PROBLEM TO SOLVE
Give back the records below exactly, every one, with no pictures.

--- Start of ENTRIES SHOWN ---

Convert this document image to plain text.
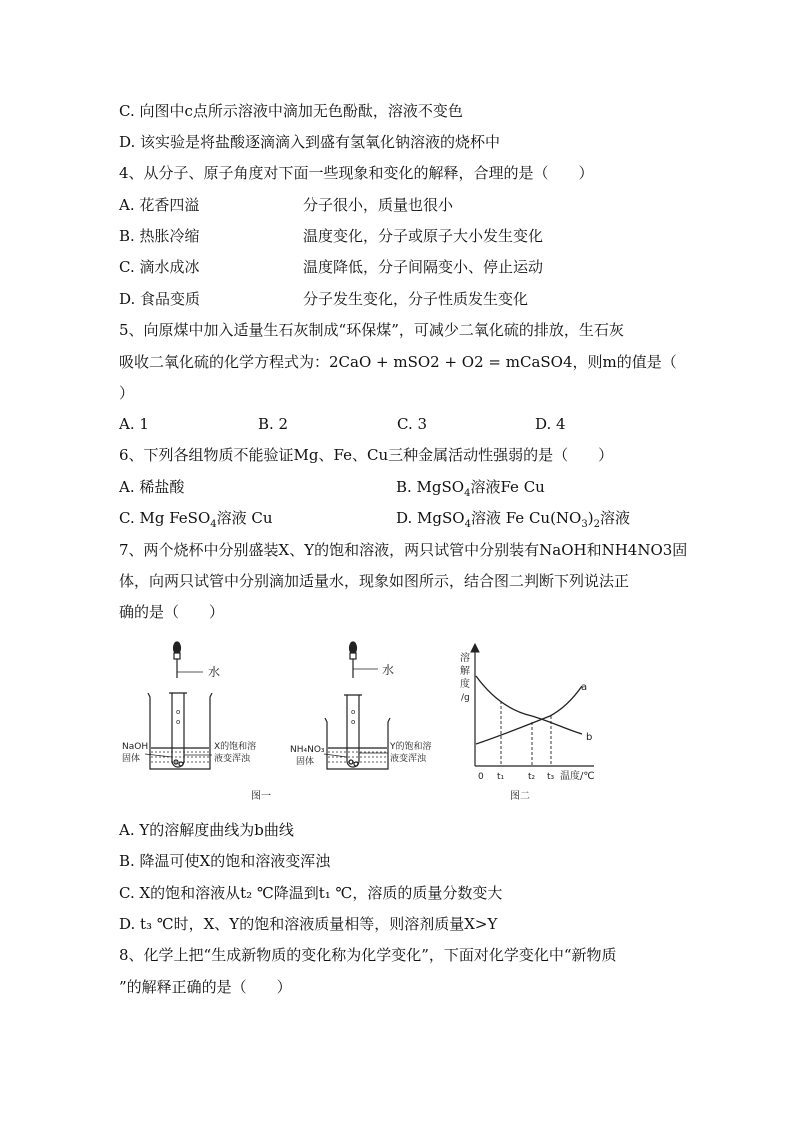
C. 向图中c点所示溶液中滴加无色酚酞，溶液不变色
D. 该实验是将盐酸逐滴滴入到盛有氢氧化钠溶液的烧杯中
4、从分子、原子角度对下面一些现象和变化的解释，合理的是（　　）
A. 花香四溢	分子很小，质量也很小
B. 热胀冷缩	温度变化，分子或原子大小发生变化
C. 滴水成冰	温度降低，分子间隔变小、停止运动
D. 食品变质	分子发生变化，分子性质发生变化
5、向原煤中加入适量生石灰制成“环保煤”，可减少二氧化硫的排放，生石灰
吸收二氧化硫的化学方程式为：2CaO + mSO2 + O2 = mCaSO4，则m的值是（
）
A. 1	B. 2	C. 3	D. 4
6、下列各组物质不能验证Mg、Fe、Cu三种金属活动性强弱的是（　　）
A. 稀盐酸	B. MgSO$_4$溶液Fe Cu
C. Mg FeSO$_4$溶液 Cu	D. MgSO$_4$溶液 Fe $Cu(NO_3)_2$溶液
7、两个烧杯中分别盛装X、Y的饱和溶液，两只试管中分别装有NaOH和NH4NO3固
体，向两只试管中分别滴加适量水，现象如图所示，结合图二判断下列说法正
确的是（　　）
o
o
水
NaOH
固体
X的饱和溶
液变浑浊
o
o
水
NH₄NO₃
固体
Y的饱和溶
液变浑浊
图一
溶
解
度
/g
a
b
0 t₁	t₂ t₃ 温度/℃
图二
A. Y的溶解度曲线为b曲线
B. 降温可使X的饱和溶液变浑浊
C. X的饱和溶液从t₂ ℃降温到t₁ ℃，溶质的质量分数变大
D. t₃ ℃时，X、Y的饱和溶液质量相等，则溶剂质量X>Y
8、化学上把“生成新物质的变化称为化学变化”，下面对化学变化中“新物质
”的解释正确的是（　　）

--- End of ENTRIES SHOWN ---

RESULT OF THIS EXERCISE
Convert this document image to plain text.
C. 向图中c点所示溶液中滴加无色酚酞，溶液不变色
D. 该实验是将盐酸逐滴滴入到盛有氢氧化钠溶液的烧杯中
4、从分子、原子角度对下面一些现象和变化的解释，合理的是（　　）
A. 花香四溢	分子很小，质量也很小
B. 热胀冷缩	温度变化，分子或原子大小发生变化
C. 滴水成冰	温度降低，分子间隔变小、停止运动
D. 食品变质	分子发生变化，分子性质发生变化
5、向原煤中加入适量生石灰制成“环保煤”，可减少二氧化硫的排放，生石灰
吸收二氧化硫的化学方程式为：2CaO + mSO2 + O2 = mCaSO4，则m的值是（
）
A. 1	B. 2	C. 3	D. 4
6、下列各组物质不能验证Mg、Fe、Cu三种金属活动性强弱的是（　　）
A. 稀盐酸	B. MgSO$_4$溶液Fe Cu
C. Mg FeSO$_4$溶液 Cu	D. MgSO$_4$溶液 Fe $Cu(NO_3)_2$溶液
7、两个烧杯中分别盛装X、Y的饱和溶液，两只试管中分别装有NaOH和NH4NO3固
体，向两只试管中分别滴加适量水，现象如图所示，结合图二判断下列说法正
确的是（　　）
o
o
水
NaOH
固体
X的饱和溶
液变浑浊
o
o
水
NH₄NO₃
固体
Y的饱和溶
液变浑浊
图一
溶
解
度
/g
a
b
0 t₁	t₂ t₃ 温度/℃
图二
A. Y的溶解度曲线为b曲线
B. 降温可使X的饱和溶液变浑浊
C. X的饱和溶液从t₂ ℃降温到t₁ ℃，溶质的质量分数变大
D. t₃ ℃时，X、Y的饱和溶液质量相等，则溶剂质量X>Y
8、化学上把“生成新物质的变化称为化学变化”，下面对化学变化中“新物质
”的解释正确的是（　　）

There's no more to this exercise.